- _Problem statement_
Transcribe all of the records precisely as they are presented.

- _Data_
━━━━━━

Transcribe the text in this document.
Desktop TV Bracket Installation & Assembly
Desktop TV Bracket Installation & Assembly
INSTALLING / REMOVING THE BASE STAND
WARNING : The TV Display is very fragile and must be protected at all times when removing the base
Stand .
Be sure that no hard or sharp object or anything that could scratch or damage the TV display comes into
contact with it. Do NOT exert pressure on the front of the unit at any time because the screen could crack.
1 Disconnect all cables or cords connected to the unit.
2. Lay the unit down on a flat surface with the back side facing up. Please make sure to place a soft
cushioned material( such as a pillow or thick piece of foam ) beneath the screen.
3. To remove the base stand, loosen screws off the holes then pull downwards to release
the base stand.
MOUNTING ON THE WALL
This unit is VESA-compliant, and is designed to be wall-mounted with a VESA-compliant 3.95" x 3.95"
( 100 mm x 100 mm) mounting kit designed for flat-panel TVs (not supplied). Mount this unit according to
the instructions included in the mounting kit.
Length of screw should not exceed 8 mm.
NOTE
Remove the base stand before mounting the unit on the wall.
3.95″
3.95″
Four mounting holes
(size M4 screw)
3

━━━━━━

- _Solution for this task_
Transcribe the text in this document.
Desktop TV Bracket Installation & Assembly
Desktop TV Bracket Installation & Assembly
INSTALLING / REMOVING THE BASE STAND
WARNING : The TV Display is very fragile and must be protected at all times when removing the base
Stand .
Be sure that no hard or sharp object or anything that could scratch or damage the TV display comes into
contact with it. Do NOT exert pressure on the front of the unit at any time because the screen could crack.
1 Disconnect all cables or cords connected to the unit.
2. Lay the unit down on a flat surface with the back side facing up. Please make sure to place a soft
cushioned material( such as a pillow or thick piece of foam ) beneath the screen.
3. To remove the base stand, loosen screws off the holes then pull downwards to release
the base stand.
MOUNTING ON THE WALL
This unit is VESA-compliant, and is designed to be wall-mounted with a VESA-compliant 3.95" x 3.95"
( 100 mm x 100 mm) mounting kit designed for flat-panel TVs (not supplied). Mount this unit according to
the instructions included in the mounting kit.
Length of screw should not exceed 8 mm.
NOTE
Remove the base stand before mounting the unit on the wall.
3.95″
3.95″
Four mounting holes
(size M4 screw)
3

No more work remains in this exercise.